**TASK DESCRIPTION:**
Below are the records. List every line holding the word "Purchase".

----------------

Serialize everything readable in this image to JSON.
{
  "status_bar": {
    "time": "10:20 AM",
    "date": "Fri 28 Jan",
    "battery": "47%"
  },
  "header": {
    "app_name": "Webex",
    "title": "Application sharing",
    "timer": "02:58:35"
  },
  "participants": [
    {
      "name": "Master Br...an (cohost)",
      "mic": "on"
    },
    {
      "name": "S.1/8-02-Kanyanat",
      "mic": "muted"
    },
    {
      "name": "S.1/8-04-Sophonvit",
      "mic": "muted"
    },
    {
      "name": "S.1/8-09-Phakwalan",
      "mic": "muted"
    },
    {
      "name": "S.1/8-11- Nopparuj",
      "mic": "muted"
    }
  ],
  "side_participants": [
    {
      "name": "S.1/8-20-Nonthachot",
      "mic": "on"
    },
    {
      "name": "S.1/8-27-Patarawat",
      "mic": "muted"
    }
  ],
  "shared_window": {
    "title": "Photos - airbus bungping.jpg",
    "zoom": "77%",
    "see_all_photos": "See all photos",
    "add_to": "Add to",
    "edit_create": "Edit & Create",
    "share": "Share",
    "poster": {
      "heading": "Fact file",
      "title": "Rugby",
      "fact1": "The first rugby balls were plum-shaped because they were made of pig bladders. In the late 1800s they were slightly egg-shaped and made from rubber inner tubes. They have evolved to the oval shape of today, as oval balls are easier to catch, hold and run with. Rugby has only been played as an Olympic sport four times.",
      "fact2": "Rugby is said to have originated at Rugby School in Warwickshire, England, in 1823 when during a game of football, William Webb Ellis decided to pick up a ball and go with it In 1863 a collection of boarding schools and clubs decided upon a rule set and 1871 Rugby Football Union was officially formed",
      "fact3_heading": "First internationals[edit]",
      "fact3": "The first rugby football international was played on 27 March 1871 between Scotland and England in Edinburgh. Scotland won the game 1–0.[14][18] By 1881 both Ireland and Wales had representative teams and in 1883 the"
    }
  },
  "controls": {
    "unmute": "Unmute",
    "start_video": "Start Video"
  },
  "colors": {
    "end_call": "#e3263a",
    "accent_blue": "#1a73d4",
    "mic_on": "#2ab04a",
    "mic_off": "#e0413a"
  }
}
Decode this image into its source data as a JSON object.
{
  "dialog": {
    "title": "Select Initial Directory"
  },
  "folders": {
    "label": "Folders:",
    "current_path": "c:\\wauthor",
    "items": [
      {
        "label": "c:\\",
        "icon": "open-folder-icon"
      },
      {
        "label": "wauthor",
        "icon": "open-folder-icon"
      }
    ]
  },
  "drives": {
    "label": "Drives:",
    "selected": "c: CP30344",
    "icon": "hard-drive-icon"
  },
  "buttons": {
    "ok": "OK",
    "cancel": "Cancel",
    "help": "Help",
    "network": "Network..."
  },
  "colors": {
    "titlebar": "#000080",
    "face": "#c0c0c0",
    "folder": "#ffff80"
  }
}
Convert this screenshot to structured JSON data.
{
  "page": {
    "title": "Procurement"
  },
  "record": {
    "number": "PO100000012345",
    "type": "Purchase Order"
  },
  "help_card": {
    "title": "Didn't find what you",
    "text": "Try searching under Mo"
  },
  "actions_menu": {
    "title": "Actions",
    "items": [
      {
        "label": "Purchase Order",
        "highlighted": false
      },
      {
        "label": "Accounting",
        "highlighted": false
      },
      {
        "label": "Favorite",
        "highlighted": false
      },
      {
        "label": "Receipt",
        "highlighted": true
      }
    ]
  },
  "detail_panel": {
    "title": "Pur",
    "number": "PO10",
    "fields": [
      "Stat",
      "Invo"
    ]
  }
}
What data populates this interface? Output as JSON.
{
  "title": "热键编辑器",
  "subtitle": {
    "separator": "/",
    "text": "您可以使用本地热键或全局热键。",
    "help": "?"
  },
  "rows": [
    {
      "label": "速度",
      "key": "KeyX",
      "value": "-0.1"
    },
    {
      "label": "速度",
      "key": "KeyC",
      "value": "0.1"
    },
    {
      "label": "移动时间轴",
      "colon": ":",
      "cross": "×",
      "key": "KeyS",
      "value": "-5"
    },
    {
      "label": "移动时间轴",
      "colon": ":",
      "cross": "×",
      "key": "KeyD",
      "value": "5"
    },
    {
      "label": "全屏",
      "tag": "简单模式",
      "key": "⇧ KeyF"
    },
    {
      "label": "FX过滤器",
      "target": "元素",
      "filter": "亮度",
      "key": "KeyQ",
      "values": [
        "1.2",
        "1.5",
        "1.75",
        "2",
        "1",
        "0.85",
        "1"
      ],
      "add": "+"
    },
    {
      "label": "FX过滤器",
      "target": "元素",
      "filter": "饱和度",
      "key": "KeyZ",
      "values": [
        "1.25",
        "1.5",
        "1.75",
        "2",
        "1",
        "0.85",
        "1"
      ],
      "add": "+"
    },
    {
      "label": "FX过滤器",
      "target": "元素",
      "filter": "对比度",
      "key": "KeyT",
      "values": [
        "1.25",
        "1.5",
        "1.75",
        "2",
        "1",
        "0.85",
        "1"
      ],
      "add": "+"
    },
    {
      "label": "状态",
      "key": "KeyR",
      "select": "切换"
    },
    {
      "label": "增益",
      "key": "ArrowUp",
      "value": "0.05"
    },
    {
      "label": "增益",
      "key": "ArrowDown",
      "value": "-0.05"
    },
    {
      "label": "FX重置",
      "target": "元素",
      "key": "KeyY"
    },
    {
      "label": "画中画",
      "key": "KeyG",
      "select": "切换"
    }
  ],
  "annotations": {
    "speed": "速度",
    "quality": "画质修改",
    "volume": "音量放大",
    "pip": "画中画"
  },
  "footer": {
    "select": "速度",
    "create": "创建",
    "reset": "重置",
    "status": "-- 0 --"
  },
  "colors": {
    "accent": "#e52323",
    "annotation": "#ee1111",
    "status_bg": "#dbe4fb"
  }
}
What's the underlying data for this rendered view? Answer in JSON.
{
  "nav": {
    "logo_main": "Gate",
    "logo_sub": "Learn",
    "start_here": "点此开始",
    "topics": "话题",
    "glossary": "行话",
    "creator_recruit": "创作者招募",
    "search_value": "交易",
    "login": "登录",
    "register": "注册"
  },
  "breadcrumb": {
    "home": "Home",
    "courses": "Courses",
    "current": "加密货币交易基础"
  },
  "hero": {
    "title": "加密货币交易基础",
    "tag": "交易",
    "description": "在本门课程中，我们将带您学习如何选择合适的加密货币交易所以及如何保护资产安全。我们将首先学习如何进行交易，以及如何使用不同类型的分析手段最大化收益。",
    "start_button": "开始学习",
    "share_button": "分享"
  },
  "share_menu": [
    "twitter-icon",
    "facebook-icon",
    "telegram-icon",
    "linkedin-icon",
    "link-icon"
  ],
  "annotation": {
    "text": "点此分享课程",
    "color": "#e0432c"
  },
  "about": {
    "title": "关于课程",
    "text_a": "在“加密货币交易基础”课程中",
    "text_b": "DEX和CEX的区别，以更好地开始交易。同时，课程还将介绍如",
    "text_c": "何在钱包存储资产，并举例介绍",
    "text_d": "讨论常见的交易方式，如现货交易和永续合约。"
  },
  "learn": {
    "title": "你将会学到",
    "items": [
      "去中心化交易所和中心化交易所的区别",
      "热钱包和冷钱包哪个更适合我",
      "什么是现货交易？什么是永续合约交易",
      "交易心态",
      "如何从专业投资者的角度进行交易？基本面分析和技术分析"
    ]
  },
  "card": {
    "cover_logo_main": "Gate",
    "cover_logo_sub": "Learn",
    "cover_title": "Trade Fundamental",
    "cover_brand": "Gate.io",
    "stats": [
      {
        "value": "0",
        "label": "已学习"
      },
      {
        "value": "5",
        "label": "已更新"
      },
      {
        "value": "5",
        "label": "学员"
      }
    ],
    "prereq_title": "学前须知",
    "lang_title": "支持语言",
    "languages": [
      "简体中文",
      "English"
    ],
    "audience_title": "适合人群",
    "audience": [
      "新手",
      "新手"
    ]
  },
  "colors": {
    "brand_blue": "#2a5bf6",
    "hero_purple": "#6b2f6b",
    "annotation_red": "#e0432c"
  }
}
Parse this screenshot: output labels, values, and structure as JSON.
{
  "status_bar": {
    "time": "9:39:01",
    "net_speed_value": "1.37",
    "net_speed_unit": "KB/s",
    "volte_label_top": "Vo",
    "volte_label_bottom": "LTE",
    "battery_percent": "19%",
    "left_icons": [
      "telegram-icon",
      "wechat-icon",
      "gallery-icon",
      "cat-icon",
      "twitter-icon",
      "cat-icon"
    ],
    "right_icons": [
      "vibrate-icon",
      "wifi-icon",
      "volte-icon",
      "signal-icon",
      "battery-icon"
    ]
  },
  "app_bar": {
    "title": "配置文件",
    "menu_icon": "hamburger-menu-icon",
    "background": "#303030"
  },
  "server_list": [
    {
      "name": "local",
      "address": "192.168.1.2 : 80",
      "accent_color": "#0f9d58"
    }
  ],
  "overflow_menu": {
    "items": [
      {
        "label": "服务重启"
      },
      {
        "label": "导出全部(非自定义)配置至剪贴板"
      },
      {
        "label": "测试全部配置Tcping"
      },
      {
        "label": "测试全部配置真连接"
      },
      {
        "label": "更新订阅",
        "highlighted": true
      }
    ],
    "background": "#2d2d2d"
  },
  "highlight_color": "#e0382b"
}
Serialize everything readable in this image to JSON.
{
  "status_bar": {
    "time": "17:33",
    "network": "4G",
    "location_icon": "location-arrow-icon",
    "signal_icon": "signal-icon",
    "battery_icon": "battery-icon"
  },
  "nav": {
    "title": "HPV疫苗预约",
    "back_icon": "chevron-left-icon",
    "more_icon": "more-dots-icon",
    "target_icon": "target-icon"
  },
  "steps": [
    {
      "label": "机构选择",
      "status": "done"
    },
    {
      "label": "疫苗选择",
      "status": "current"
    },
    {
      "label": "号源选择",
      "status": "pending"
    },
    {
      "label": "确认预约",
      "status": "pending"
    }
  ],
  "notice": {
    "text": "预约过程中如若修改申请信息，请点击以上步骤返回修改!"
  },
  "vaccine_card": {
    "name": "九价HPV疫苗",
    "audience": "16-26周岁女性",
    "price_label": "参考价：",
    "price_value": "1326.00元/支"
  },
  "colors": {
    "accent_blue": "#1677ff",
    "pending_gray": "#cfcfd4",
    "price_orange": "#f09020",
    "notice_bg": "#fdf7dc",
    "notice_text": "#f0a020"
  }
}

----------------

**RESPONSE TO THE EXERCISE:**
    "type": "Purchase Order"
        "label": "Purchase Order",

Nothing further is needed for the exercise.